Data excerpts
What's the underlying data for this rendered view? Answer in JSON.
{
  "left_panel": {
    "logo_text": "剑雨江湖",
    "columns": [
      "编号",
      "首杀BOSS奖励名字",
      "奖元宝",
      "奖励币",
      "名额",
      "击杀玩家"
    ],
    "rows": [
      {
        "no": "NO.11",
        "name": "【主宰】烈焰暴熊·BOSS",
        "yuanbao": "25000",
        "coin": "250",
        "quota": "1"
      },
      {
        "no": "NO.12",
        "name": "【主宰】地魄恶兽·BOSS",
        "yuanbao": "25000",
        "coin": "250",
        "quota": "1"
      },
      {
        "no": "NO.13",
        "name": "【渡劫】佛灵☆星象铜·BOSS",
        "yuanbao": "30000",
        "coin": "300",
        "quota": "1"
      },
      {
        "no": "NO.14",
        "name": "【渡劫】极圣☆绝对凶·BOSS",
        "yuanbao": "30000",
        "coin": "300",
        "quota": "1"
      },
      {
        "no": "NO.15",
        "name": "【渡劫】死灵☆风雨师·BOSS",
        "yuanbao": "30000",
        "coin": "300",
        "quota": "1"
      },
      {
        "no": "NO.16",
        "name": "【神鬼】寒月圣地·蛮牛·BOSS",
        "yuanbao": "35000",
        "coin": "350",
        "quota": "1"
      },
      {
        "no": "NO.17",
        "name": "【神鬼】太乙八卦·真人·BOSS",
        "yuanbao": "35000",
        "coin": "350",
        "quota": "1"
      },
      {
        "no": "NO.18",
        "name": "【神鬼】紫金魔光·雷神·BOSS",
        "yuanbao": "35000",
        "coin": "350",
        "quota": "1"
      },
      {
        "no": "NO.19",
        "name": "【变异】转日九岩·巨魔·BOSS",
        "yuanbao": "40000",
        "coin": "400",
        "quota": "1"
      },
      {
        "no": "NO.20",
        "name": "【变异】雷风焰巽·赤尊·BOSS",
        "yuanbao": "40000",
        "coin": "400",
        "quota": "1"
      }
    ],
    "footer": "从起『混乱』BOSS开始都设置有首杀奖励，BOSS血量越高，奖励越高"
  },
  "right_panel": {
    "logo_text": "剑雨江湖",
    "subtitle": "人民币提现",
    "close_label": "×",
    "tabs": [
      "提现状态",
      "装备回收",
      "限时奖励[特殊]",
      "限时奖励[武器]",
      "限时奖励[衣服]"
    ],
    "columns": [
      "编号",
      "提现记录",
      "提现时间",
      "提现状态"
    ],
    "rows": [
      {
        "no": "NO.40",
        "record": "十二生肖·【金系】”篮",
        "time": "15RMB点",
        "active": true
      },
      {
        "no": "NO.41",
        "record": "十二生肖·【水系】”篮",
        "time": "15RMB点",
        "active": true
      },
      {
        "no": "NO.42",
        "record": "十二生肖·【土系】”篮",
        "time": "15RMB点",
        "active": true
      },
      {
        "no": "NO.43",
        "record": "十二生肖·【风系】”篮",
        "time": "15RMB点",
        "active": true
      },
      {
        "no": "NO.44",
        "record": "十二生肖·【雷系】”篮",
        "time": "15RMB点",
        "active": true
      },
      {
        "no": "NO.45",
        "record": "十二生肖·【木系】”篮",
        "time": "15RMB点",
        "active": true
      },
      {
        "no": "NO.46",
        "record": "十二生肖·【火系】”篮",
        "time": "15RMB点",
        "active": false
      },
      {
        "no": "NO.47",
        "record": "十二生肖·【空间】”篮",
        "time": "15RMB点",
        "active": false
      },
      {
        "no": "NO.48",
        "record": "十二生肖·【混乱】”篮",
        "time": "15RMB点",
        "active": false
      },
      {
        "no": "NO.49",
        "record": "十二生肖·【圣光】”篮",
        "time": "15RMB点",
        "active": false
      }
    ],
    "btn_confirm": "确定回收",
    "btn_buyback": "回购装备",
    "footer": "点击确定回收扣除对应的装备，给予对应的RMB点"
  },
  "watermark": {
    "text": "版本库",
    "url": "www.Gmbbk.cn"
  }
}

◆ **WHAT THIS TASK INVOLVES**: Scan the material above for the string "footer" and return the lines that hold it.

◆ **RESULT BELOW**:
    "footer": "从起『混乱』BOSS开始都设置有首杀奖励，BOSS血量越高，奖励越高"
    "footer": "点击确定回收扣除对应的装备，给予对应的RMB点"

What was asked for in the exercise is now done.